Exercise brief: Arrange as a numbered list every line of the data from the start through the line containing "left-colorbar-tick: 0.6 —", including that line and omitting blank lines.
=== Supplied records ===
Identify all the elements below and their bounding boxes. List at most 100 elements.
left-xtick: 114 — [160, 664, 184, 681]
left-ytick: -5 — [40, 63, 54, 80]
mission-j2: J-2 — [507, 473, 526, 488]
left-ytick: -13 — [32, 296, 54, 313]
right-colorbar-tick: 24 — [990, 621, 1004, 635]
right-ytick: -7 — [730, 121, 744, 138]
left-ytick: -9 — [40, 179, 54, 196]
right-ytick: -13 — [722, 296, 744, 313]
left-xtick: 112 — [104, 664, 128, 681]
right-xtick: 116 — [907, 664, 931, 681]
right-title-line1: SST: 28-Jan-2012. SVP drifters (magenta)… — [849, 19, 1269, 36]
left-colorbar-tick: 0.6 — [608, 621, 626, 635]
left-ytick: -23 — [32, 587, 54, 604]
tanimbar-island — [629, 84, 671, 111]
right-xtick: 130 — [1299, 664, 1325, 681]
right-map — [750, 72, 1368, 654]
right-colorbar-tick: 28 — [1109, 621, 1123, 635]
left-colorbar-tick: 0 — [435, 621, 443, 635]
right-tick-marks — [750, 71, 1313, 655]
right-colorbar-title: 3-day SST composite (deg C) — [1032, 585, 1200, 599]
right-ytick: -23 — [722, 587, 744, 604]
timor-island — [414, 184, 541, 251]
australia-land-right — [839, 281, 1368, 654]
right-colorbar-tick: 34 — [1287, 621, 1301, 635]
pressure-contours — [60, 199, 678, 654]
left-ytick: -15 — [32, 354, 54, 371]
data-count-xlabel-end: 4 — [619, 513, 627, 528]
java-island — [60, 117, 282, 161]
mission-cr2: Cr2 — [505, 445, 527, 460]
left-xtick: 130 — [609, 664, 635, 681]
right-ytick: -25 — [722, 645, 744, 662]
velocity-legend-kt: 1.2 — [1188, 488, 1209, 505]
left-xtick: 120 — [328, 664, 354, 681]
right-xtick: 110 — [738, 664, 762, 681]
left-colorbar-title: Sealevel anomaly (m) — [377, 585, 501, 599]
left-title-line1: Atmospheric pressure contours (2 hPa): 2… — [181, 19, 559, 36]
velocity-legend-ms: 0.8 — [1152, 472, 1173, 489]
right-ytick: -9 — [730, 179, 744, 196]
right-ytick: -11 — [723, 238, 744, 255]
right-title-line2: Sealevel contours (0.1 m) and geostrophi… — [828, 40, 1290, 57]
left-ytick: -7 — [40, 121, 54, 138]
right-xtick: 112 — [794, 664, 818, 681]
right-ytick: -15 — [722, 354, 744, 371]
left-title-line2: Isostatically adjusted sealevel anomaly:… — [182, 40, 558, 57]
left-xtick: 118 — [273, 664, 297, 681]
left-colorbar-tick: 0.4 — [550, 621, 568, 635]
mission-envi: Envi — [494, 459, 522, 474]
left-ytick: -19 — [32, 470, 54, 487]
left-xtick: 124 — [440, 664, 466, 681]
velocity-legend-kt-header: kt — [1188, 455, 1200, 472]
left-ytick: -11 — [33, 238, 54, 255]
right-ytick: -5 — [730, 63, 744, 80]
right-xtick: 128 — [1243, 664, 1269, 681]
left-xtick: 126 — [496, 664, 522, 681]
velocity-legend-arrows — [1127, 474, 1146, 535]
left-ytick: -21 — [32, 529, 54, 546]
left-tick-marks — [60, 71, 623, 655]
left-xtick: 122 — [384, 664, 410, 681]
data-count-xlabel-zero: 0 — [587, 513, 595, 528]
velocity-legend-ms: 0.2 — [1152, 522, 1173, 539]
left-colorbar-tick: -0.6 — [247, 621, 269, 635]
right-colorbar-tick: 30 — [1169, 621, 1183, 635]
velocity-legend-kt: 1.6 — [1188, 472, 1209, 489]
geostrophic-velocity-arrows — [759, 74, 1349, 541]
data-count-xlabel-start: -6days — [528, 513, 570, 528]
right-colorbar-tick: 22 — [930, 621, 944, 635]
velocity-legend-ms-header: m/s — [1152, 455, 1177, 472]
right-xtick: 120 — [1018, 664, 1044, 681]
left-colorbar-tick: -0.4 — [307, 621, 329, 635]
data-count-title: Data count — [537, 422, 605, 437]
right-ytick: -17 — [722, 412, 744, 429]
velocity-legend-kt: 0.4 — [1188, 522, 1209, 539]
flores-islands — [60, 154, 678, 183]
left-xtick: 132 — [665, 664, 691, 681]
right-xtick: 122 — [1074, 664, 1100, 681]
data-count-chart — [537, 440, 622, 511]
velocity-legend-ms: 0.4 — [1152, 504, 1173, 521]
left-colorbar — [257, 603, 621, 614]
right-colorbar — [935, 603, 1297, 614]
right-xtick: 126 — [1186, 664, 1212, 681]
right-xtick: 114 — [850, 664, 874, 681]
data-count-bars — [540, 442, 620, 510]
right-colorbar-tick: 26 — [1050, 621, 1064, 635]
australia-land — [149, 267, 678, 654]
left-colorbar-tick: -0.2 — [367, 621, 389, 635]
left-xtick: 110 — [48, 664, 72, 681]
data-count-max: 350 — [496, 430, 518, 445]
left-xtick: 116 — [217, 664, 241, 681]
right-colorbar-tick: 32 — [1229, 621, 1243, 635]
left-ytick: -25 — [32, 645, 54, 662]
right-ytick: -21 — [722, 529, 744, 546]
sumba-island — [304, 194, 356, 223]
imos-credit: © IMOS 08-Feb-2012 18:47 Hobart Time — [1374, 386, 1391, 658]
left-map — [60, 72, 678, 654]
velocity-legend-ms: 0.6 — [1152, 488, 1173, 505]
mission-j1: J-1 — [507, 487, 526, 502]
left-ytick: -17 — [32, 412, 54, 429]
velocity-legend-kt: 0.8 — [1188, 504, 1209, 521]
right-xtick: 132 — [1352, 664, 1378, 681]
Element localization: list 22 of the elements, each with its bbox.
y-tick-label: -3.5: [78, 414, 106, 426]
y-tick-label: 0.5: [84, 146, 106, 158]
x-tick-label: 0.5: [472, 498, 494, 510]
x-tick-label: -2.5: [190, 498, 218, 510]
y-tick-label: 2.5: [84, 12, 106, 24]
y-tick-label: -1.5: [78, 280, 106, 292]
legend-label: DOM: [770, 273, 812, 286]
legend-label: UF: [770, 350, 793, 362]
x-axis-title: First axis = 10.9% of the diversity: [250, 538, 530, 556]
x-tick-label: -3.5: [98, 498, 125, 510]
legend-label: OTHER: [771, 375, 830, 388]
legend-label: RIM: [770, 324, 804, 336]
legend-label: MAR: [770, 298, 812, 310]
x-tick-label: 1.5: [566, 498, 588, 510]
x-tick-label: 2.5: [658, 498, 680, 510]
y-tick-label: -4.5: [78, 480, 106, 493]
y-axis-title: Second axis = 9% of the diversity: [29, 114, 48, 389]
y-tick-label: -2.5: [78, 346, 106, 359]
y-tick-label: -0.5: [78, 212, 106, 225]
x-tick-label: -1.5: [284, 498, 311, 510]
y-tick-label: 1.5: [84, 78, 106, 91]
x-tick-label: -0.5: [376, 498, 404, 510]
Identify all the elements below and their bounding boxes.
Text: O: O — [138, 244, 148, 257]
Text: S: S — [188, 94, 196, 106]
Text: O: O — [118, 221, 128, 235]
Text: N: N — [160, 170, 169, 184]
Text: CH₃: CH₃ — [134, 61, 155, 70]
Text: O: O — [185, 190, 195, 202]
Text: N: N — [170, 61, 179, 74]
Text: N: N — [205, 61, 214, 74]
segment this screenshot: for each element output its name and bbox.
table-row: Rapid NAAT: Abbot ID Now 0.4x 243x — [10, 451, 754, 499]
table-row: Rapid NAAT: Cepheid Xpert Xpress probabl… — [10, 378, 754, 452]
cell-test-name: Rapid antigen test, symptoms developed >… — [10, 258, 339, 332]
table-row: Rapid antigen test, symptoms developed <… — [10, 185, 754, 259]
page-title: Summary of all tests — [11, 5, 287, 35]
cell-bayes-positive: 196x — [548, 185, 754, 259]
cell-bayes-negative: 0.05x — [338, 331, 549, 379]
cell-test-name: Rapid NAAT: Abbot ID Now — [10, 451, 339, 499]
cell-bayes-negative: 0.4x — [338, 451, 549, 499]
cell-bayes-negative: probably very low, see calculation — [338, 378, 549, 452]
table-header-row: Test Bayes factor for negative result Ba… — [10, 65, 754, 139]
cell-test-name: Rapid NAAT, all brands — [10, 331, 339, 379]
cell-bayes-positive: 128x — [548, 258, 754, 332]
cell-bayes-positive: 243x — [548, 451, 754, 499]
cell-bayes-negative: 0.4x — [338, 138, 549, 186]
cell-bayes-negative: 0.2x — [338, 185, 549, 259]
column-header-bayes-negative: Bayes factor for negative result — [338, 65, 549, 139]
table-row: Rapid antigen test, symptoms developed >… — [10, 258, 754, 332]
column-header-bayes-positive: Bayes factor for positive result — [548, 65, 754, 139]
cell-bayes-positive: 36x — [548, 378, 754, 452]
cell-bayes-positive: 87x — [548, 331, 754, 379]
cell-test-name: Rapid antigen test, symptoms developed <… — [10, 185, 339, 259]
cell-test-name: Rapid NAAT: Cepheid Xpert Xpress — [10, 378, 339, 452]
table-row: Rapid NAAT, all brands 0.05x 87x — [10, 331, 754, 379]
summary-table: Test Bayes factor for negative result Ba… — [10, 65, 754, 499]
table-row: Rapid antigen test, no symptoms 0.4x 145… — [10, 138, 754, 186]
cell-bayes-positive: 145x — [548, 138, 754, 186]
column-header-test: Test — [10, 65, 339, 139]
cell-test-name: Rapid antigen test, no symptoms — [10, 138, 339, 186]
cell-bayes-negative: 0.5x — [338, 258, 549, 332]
===
Complete answer:
1. Identify all the elements below and their bounding boxes. List at most 100 elements.
2. left-xtick: 114 — [160, 664, 184, 681]
3. left-ytick: -5 — [40, 63, 54, 80]
4. mission-j2: J-2 — [507, 473, 526, 488]
5. left-ytick: -13 — [32, 296, 54, 313]
6. right-colorbar-tick: 24 — [990, 621, 1004, 635]
7. right-ytick: -7 — [730, 121, 744, 138]
8. left-ytick: -9 — [40, 179, 54, 196]
9. right-ytick: -13 — [722, 296, 744, 313]
10. left-xtick: 112 — [104, 664, 128, 681]
11. right-xtick: 116 — [907, 664, 931, 681]
12. right-title-line1: SST: 28-Jan-2012. SVP drifters (magenta)… — [849, 19, 1269, 36]
13. left-colorbar-tick: 0.6 — [608, 621, 626, 635]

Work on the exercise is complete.